[Some records]
— Start —

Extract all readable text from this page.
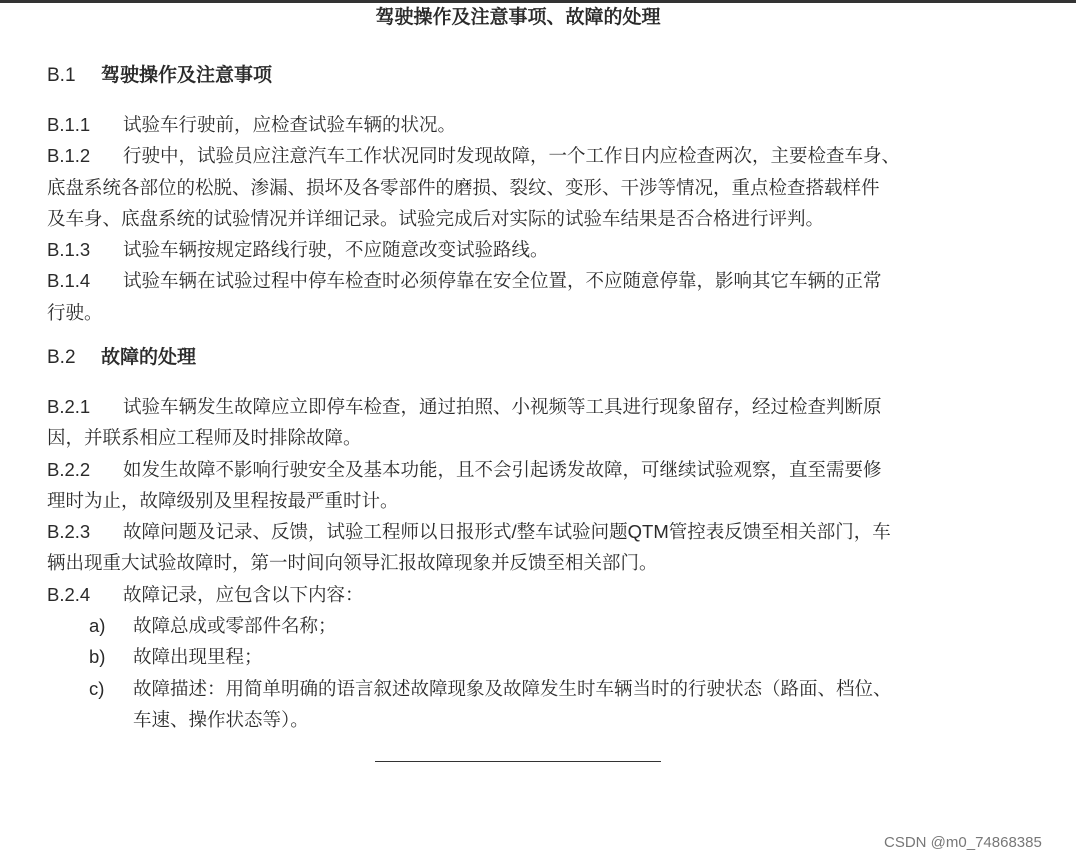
驾驶操作及注意事项、故障的处理
B.1 驾驶操作及注意事项
B.1.1 试验车行驶前，应检查试验车辆的状况。
B.1.2 行驶中，试验员应注意汽车工作状况同时发现故障，一个工作日内应检查两次，主要检查车身、
底盘系统各部位的松脱、渗漏、损坏及各零部件的磨损、裂纹、变形、干涉等情况，重点检查搭载样件
及车身、底盘系统的试验情况并详细记录。试验完成后对实际的试验车结果是否合格进行评判。
B.1.3 试验车辆按规定路线行驶，不应随意改变试验路线。
B.1.4 试验车辆在试验过程中停车检查时必须停靠在安全位置，不应随意停靠，影响其它车辆的正常
行驶。
B.2 故障的处理
B.2.1 试验车辆发生故障应立即停车检查，通过拍照、小视频等工具进行现象留存，经过检查判断原
因，并联系相应工程师及时排除故障。
B.2.2 如发生故障不影响行驶安全及基本功能，且不会引起诱发故障，可继续试验观察，直至需要修
理时为止，故障级别及里程按最严重时计。
B.2.3 故障问题及记录、反馈，试验工程师以日报形式/整车试验问题QTM管控表反馈至相关部门，车
辆出现重大试验故障时，第一时间向领导汇报故障现象并反馈至相关部门。
B.2.4 故障记录，应包含以下内容：
a) 故障总成或零部件名称；
b) 故障出现里程；
c) 故障描述：用简单明确的语言叙述故障现象及故障发生时车辆当时的行驶状态（路面、档位、
车速、操作状态等）。
CSDN @m0_74868385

— End —

Every line above should be returned exactly; the pictures stay out.

Extract all readable text from this page.
驾驶操作及注意事项、故障的处理
B.1 驾驶操作及注意事项
B.1.1 试验车行驶前，应检查试验车辆的状况。
B.1.2 行驶中，试验员应注意汽车工作状况同时发现故障，一个工作日内应检查两次，主要检查车身、
底盘系统各部位的松脱、渗漏、损坏及各零部件的磨损、裂纹、变形、干涉等情况，重点检查搭载样件
及车身、底盘系统的试验情况并详细记录。试验完成后对实际的试验车结果是否合格进行评判。
B.1.3 试验车辆按规定路线行驶，不应随意改变试验路线。
B.1.4 试验车辆在试验过程中停车检查时必须停靠在安全位置，不应随意停靠，影响其它车辆的正常
行驶。
B.2 故障的处理
B.2.1 试验车辆发生故障应立即停车检查，通过拍照、小视频等工具进行现象留存，经过检查判断原
因，并联系相应工程师及时排除故障。
B.2.2 如发生故障不影响行驶安全及基本功能，且不会引起诱发故障，可继续试验观察，直至需要修
理时为止，故障级别及里程按最严重时计。
B.2.3 故障问题及记录、反馈，试验工程师以日报形式/整车试验问题QTM管控表反馈至相关部门，车
辆出现重大试验故障时，第一时间向领导汇报故障现象并反馈至相关部门。
B.2.4 故障记录，应包含以下内容：
a) 故障总成或零部件名称；
b) 故障出现里程；
c) 故障描述：用简单明确的语言叙述故障现象及故障发生时车辆当时的行驶状态（路面、档位、
车速、操作状态等）。
CSDN @m0_74868385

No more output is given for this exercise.